> **THE REQUEST**
Locate the word "JSON" in the material, then show every line that holds it.

> **LISTED ENTRIES**
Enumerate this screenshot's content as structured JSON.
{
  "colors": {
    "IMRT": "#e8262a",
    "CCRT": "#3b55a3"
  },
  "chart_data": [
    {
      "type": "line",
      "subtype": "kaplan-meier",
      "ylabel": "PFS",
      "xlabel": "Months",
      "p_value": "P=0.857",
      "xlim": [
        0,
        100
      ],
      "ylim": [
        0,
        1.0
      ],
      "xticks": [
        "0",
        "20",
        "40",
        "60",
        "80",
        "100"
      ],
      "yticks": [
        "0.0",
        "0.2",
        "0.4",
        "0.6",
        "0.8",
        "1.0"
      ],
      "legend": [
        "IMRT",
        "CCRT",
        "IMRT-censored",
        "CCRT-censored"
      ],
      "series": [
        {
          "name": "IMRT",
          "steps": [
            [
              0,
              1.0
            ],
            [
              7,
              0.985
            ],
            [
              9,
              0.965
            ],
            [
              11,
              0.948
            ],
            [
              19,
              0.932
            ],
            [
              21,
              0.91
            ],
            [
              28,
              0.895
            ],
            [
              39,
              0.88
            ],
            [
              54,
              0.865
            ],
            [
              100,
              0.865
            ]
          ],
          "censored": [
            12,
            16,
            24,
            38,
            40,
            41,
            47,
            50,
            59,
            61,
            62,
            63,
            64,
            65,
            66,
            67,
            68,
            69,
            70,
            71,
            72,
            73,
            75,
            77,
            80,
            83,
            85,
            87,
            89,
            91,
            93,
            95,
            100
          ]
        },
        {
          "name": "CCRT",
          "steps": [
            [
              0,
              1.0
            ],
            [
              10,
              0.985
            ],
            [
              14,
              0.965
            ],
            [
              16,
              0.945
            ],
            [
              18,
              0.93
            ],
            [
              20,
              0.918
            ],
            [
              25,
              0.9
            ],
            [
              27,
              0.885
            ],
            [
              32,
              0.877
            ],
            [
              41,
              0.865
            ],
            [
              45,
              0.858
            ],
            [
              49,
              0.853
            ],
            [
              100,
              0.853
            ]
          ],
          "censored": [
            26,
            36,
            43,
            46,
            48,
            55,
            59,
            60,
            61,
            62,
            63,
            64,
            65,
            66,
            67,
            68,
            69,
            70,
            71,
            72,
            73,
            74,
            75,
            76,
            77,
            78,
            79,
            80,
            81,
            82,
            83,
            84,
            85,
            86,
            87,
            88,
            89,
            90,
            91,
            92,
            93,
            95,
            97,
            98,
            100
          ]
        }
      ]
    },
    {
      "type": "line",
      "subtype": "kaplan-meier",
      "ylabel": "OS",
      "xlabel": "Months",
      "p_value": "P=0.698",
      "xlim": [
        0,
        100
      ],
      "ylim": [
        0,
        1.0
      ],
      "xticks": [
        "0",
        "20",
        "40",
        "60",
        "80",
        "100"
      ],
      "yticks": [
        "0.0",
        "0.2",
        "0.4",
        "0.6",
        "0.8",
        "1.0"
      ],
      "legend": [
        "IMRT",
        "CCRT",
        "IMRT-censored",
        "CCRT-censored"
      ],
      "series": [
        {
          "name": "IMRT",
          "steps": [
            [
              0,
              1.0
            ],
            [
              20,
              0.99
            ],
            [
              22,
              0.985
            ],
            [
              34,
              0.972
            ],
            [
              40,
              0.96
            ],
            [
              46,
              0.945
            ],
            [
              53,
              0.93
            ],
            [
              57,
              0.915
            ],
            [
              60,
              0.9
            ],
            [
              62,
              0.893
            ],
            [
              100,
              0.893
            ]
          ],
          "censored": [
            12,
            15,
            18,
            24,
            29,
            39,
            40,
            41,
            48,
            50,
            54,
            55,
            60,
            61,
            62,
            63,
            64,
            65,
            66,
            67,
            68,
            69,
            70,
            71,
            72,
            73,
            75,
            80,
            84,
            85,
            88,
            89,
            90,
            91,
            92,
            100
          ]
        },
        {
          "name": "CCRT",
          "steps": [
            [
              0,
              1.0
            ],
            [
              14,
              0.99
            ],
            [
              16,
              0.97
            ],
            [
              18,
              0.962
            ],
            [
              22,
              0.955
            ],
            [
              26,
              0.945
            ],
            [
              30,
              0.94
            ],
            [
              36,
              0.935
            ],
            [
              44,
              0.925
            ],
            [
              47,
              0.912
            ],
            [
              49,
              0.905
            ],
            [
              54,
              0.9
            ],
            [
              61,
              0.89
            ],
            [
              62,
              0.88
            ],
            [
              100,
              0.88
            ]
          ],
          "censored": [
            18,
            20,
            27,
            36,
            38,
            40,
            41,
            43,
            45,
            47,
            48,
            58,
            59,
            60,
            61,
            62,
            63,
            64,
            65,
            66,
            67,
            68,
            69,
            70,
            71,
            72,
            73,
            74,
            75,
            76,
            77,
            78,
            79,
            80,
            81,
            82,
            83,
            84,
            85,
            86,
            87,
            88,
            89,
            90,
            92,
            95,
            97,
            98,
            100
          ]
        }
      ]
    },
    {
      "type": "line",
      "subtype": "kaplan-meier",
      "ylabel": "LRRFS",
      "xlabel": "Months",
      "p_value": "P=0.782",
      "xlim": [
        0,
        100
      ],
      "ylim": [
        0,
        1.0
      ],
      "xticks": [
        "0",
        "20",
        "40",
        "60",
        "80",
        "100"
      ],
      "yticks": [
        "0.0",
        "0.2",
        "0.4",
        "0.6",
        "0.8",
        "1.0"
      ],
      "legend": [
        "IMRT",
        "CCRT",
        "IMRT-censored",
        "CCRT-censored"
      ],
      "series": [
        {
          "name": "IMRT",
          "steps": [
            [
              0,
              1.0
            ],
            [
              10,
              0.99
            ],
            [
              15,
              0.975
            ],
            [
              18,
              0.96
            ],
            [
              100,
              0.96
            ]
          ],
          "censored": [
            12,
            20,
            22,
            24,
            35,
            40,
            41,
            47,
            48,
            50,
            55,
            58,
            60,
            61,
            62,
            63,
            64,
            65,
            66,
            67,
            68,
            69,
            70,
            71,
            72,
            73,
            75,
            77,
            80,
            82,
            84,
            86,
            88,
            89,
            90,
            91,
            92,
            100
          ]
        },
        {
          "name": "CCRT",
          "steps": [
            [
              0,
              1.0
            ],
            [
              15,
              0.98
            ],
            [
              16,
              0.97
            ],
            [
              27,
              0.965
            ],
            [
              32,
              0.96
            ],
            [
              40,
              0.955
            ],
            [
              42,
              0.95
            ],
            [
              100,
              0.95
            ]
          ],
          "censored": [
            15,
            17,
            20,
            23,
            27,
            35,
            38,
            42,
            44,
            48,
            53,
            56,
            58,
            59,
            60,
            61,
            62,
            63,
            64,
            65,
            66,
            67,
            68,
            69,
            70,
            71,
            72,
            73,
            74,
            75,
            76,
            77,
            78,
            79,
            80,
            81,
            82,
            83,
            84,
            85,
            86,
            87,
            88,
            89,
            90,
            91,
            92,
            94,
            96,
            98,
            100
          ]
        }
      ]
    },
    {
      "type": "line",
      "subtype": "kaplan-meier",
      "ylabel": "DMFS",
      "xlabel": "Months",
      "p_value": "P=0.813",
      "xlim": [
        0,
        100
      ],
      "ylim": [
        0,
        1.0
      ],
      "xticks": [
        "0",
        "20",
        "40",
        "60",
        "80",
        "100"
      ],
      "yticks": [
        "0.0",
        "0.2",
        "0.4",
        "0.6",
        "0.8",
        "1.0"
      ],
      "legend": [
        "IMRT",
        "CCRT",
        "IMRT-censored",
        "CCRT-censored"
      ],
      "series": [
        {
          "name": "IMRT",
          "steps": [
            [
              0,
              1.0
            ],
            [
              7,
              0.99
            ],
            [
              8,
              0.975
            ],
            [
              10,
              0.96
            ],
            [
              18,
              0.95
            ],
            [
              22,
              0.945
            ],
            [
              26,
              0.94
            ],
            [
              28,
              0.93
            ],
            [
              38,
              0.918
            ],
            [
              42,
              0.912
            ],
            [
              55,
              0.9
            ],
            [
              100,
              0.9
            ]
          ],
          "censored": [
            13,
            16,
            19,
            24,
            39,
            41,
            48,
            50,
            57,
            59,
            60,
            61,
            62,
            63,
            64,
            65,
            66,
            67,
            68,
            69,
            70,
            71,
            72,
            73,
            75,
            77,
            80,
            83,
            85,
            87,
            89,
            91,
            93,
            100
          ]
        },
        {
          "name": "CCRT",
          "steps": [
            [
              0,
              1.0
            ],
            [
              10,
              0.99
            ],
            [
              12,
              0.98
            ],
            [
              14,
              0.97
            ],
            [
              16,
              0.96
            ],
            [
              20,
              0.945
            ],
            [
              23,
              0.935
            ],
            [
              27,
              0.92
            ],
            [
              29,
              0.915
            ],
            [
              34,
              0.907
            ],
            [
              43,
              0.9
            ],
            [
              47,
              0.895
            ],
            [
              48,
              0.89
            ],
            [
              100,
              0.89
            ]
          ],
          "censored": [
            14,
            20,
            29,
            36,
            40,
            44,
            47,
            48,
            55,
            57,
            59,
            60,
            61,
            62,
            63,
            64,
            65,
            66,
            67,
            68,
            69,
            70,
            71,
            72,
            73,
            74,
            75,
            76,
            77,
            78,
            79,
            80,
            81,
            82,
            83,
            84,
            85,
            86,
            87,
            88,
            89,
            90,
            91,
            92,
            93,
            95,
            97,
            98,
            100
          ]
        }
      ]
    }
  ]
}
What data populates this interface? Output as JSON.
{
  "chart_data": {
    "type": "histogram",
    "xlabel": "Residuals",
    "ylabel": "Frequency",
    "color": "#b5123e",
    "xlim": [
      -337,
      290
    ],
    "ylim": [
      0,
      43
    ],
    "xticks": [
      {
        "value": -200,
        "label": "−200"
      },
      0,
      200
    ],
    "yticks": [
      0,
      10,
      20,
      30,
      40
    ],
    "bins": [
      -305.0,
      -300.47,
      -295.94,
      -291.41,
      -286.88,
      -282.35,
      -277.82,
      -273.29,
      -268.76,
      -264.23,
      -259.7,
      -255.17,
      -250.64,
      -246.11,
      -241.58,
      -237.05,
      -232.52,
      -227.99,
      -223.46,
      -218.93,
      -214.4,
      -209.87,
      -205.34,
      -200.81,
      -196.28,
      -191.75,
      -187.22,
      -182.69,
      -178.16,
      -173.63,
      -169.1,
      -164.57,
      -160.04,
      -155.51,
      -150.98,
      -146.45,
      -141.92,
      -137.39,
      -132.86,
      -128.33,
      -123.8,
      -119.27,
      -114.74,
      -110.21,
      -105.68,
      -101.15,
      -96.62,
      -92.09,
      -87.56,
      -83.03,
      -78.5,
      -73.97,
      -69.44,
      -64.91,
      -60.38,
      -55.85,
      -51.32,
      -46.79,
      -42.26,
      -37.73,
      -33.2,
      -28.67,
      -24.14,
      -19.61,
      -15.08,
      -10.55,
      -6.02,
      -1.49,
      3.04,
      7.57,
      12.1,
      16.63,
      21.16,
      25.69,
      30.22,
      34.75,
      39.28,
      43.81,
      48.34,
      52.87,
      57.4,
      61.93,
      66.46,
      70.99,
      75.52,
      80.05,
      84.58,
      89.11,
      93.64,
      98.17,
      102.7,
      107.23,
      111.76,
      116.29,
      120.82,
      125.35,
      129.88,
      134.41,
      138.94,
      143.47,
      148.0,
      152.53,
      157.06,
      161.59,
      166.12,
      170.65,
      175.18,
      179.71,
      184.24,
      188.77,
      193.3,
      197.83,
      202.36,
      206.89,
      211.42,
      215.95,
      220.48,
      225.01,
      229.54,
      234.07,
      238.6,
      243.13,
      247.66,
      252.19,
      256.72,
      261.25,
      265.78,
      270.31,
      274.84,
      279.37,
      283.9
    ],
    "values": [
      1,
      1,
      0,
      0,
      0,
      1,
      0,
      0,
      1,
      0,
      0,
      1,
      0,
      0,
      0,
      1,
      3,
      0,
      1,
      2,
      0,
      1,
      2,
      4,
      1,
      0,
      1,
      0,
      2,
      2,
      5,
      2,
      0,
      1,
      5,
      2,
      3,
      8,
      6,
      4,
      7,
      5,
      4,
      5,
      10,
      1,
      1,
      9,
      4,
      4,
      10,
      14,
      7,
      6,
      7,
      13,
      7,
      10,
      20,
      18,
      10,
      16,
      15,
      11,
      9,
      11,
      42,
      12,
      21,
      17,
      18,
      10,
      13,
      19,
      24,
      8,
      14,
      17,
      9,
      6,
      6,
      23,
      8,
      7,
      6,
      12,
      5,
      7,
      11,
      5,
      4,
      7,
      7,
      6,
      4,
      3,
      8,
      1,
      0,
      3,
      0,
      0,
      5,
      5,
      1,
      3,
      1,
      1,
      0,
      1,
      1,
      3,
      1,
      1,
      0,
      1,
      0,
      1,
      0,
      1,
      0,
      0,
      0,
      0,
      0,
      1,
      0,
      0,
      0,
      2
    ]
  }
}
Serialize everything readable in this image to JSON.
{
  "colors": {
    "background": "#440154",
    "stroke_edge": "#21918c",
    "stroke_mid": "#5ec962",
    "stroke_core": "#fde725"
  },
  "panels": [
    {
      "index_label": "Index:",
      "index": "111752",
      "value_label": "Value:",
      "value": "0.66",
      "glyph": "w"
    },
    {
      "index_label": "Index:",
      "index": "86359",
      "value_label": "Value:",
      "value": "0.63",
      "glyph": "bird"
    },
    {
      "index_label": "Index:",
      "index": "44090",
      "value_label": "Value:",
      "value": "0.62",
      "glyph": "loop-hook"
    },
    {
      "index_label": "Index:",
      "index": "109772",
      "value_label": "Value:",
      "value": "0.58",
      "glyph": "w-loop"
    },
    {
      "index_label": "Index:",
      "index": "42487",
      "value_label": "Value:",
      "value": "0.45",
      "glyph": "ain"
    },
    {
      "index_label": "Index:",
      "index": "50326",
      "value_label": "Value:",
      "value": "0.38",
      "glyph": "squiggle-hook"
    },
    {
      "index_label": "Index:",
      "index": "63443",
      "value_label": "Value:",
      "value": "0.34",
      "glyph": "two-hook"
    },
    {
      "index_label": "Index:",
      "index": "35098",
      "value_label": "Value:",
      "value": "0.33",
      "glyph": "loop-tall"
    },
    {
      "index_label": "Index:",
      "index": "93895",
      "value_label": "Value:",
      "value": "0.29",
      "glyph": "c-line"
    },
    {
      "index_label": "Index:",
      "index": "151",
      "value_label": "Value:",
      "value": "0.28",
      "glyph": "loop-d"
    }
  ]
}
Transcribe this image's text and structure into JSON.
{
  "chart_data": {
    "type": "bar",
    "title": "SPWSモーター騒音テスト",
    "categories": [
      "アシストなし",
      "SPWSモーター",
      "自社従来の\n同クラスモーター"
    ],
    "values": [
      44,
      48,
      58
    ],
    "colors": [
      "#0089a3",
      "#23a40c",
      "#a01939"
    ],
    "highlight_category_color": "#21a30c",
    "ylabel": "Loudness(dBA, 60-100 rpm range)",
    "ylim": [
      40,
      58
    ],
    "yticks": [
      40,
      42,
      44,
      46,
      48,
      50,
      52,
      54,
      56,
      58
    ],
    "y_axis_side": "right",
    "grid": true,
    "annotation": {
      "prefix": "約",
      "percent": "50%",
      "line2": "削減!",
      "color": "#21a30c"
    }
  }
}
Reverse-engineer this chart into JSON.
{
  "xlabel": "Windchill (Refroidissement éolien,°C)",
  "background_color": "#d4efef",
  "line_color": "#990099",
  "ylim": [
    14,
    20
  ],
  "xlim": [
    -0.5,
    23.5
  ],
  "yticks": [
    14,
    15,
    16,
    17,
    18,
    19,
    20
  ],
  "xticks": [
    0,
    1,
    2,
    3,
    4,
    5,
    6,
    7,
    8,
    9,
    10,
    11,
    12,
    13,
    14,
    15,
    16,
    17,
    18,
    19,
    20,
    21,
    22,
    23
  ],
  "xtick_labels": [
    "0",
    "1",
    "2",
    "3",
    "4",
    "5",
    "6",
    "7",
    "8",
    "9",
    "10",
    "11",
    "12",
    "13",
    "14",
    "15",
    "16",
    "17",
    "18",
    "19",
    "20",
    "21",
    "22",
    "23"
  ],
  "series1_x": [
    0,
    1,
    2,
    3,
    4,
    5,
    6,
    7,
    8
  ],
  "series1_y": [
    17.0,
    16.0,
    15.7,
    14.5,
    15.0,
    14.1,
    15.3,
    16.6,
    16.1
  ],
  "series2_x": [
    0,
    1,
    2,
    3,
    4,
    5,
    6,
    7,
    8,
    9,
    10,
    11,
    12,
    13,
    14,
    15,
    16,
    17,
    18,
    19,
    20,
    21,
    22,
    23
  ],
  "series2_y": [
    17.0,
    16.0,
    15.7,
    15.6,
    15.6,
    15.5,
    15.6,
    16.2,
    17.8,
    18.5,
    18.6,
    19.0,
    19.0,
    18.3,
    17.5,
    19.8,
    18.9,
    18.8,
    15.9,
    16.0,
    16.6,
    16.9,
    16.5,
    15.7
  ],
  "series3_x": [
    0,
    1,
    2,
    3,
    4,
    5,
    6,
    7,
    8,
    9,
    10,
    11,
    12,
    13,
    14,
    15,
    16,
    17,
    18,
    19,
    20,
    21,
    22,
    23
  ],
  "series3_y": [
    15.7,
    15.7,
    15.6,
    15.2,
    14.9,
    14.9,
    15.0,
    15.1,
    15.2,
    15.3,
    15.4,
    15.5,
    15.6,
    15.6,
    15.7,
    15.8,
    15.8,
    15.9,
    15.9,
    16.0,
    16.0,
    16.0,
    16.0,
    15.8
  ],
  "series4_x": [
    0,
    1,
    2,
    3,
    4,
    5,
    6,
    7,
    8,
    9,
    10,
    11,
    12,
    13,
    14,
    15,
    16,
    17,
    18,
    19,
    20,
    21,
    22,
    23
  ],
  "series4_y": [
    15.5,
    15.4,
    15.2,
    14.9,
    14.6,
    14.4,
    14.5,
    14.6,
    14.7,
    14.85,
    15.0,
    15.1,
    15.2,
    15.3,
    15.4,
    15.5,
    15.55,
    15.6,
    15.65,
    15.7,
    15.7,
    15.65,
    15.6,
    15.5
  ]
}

> **CORRECT ANSWER**
Enumerate this screenshot's content as structured JSON.
What data populates this interface? Output as JSON.
Serialize everything readable in this image to JSON.
Transcribe this image's text and structure into JSON.
Reverse-engineer this chart into JSON.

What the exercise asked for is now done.